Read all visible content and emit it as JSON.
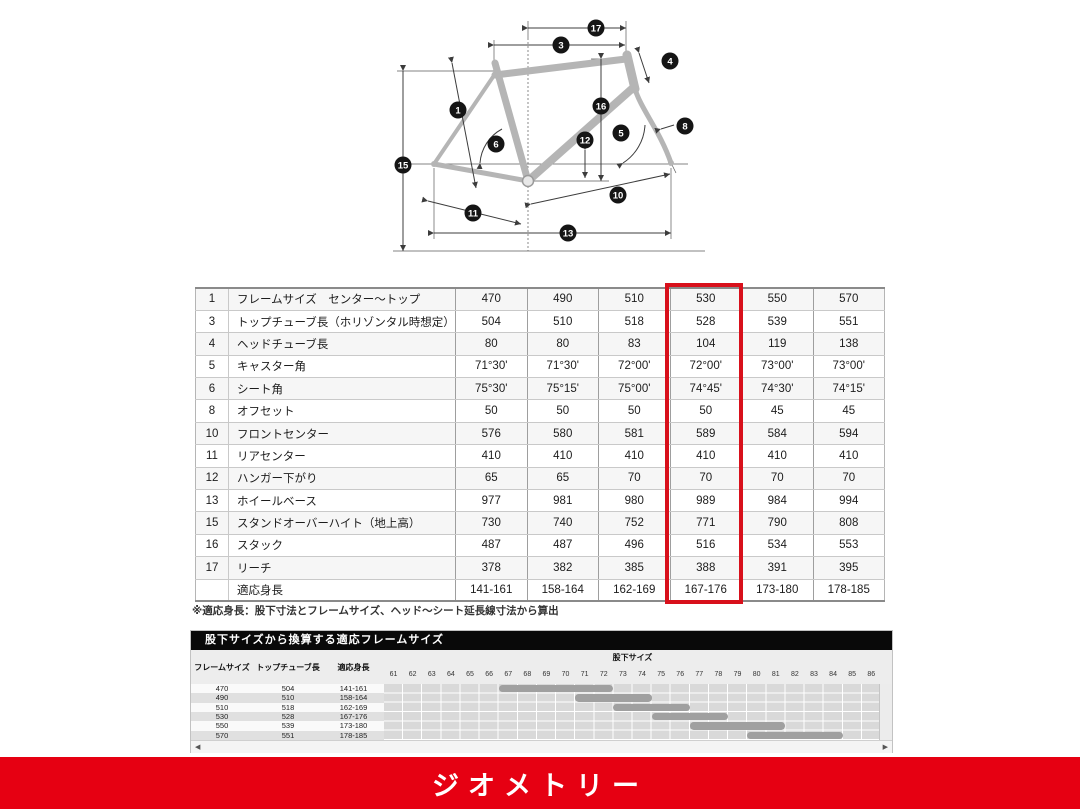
{
  "page": {
    "footer_label": "ジオメトリー",
    "footer_color": "#e60012"
  },
  "diagram": {
    "callouts": [
      "17",
      "3",
      "4",
      "1",
      "16",
      "6",
      "12",
      "5",
      "8",
      "15",
      "10",
      "11",
      "13"
    ]
  },
  "geometry_table": {
    "highlighted_value_column_index": 3,
    "rows": [
      {
        "num": "1",
        "label": "フレームサイズ　センター～トップ",
        "values": [
          "470",
          "490",
          "510",
          "530",
          "550",
          "570"
        ]
      },
      {
        "num": "3",
        "label": "トップチューブ長（ホリゾンタル時想定）",
        "values": [
          "504",
          "510",
          "518",
          "528",
          "539",
          "551"
        ]
      },
      {
        "num": "4",
        "label": "ヘッドチューブ長",
        "values": [
          "80",
          "80",
          "83",
          "104",
          "119",
          "138"
        ]
      },
      {
        "num": "5",
        "label": "キャスター角",
        "values": [
          "71°30'",
          "71°30'",
          "72°00'",
          "72°00'",
          "73°00'",
          "73°00'"
        ]
      },
      {
        "num": "6",
        "label": "シート角",
        "values": [
          "75°30'",
          "75°15'",
          "75°00'",
          "74°45'",
          "74°30'",
          "74°15'"
        ]
      },
      {
        "num": "8",
        "label": "オフセット",
        "values": [
          "50",
          "50",
          "50",
          "50",
          "45",
          "45"
        ]
      },
      {
        "num": "10",
        "label": "フロントセンター",
        "values": [
          "576",
          "580",
          "581",
          "589",
          "584",
          "594"
        ]
      },
      {
        "num": "11",
        "label": "リアセンター",
        "values": [
          "410",
          "410",
          "410",
          "410",
          "410",
          "410"
        ]
      },
      {
        "num": "12",
        "label": "ハンガー下がり",
        "values": [
          "65",
          "65",
          "70",
          "70",
          "70",
          "70"
        ]
      },
      {
        "num": "13",
        "label": "ホイールベース",
        "values": [
          "977",
          "981",
          "980",
          "989",
          "984",
          "994"
        ]
      },
      {
        "num": "15",
        "label": "スタンドオーバーハイト（地上高）",
        "values": [
          "730",
          "740",
          "752",
          "771",
          "790",
          "808"
        ]
      },
      {
        "num": "16",
        "label": "スタック",
        "values": [
          "487",
          "487",
          "496",
          "516",
          "534",
          "553"
        ]
      },
      {
        "num": "17",
        "label": "リーチ",
        "values": [
          "378",
          "382",
          "385",
          "388",
          "391",
          "395"
        ]
      },
      {
        "num": "",
        "label": "適応身長",
        "values": [
          "141-161",
          "158-164",
          "162-169",
          "167-176",
          "173-180",
          "178-185"
        ]
      }
    ]
  },
  "footnote": "※適応身長：股下寸法とフレームサイズ、ヘッド～シート延長線寸法から算出",
  "conversion_table": {
    "title": "股下サイズから換算する適応フレームサイズ",
    "headers": [
      "フレームサイズ",
      "トップチューブ長",
      "適応身長"
    ],
    "inseam_label": "股下サイズ",
    "inseam_sizes": [
      61,
      62,
      63,
      64,
      65,
      66,
      67,
      68,
      69,
      70,
      71,
      72,
      73,
      74,
      75,
      76,
      77,
      78,
      79,
      80,
      81,
      82,
      83,
      84,
      85,
      86
    ],
    "rows": [
      {
        "frame": "470",
        "top_tube": "504",
        "fit_height": "141-161",
        "inseam_range": [
          67,
          72
        ]
      },
      {
        "frame": "490",
        "top_tube": "510",
        "fit_height": "158-164",
        "inseam_range": [
          71,
          74
        ]
      },
      {
        "frame": "510",
        "top_tube": "518",
        "fit_height": "162-169",
        "inseam_range": [
          73,
          76
        ]
      },
      {
        "frame": "530",
        "top_tube": "528",
        "fit_height": "167-176",
        "inseam_range": [
          75,
          78
        ]
      },
      {
        "frame": "550",
        "top_tube": "539",
        "fit_height": "173-180",
        "inseam_range": [
          77,
          81
        ]
      },
      {
        "frame": "570",
        "top_tube": "551",
        "fit_height": "178-185",
        "inseam_range": [
          80,
          84
        ]
      }
    ]
  }
}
☆ ☆ ☆ ☆
# Task requirements:
Return every line of the records exactly as given, pictures excluded.

# The answer:
Read all visible content and emit it as JSON.
{
  "page": {
    "footer_label": "ジオメトリー",
    "footer_color": "#e60012"
  },
  "diagram": {
    "callouts": [
      "17",
      "3",
      "4",
      "1",
      "16",
      "6",
      "12",
      "5",
      "8",
      "15",
      "10",
      "11",
      "13"
    ]
  },
  "geometry_table": {
    "highlighted_value_column_index": 3,
    "rows": [
      {
        "num": "1",
        "label": "フレームサイズ　センター～トップ",
        "values": [
          "470",
          "490",
          "510",
          "530",
          "550",
          "570"
        ]
      },
      {
        "num": "3",
        "label": "トップチューブ長（ホリゾンタル時想定）",
        "values": [
          "504",
          "510",
          "518",
          "528",
          "539",
          "551"
        ]
      },
      {
        "num": "4",
        "label": "ヘッドチューブ長",
        "values": [
          "80",
          "80",
          "83",
          "104",
          "119",
          "138"
        ]
      },
      {
        "num": "5",
        "label": "キャスター角",
        "values": [
          "71°30'",
          "71°30'",
          "72°00'",
          "72°00'",
          "73°00'",
          "73°00'"
        ]
      },
      {
        "num": "6",
        "label": "シート角",
        "values": [
          "75°30'",
          "75°15'",
          "75°00'",
          "74°45'",
          "74°30'",
          "74°15'"
        ]
      },
      {
        "num": "8",
        "label": "オフセット",
        "values": [
          "50",
          "50",
          "50",
          "50",
          "45",
          "45"
        ]
      },
      {
        "num": "10",
        "label": "フロントセンター",
        "values": [
          "576",
          "580",
          "581",
          "589",
          "584",
          "594"
        ]
      },
      {
        "num": "11",
        "label": "リアセンター",
        "values": [
          "410",
          "410",
          "410",
          "410",
          "410",
          "410"
        ]
      },
      {
        "num": "12",
        "label": "ハンガー下がり",
        "values": [
          "65",
          "65",
          "70",
          "70",
          "70",
          "70"
        ]
      },
      {
        "num": "13",
        "label": "ホイールベース",
        "values": [
          "977",
          "981",
          "980",
          "989",
          "984",
          "994"
        ]
      },
      {
        "num": "15",
        "label": "スタンドオーバーハイト（地上高）",
        "values": [
          "730",
          "740",
          "752",
          "771",
          "790",
          "808"
        ]
      },
      {
        "num": "16",
        "label": "スタック",
        "values": [
          "487",
          "487",
          "496",
          "516",
          "534",
          "553"
        ]
      },
      {
        "num": "17",
        "label": "リーチ",
        "values": [
          "378",
          "382",
          "385",
          "388",
          "391",
          "395"
        ]
      },
      {
        "num": "",
        "label": "適応身長",
        "values": [
          "141-161",
          "158-164",
          "162-169",
          "167-176",
          "173-180",
          "178-185"
        ]
      }
    ]
  },
  "footnote": "※適応身長：股下寸法とフレームサイズ、ヘッド～シート延長線寸法から算出",
  "conversion_table": {
    "title": "股下サイズから換算する適応フレームサイズ",
    "headers": [
      "フレームサイズ",
      "トップチューブ長",
      "適応身長"
    ],
    "inseam_label": "股下サイズ",
    "inseam_sizes": [
      61,
      62,
      63,
      64,
      65,
      66,
      67,
      68,
      69,
      70,
      71,
      72,
      73,
      74,
      75,
      76,
      77,
      78,
      79,
      80,
      81,
      82,
      83,
      84,
      85,
      86
    ],
    "rows": [
      {
        "frame": "470",
        "top_tube": "504",
        "fit_height": "141-161",
        "inseam_range": [
          67,
          72
        ]
      },
      {
        "frame": "490",
        "top_tube": "510",
        "fit_height": "158-164",
        "inseam_range": [
          71,
          74
        ]
      },
      {
        "frame": "510",
        "top_tube": "518",
        "fit_height": "162-169",
        "inseam_range": [
          73,
          76
        ]
      },
      {
        "frame": "530",
        "top_tube": "528",
        "fit_height": "167-176",
        "inseam_range": [
          75,
          78
        ]
      },
      {
        "frame": "550",
        "top_tube": "539",
        "fit_height": "173-180",
        "inseam_range": [
          77,
          81
        ]
      },
      {
        "frame": "570",
        "top_tube": "551",
        "fit_height": "178-185",
        "inseam_range": [
          80,
          84
        ]
      }
    ]
  }
}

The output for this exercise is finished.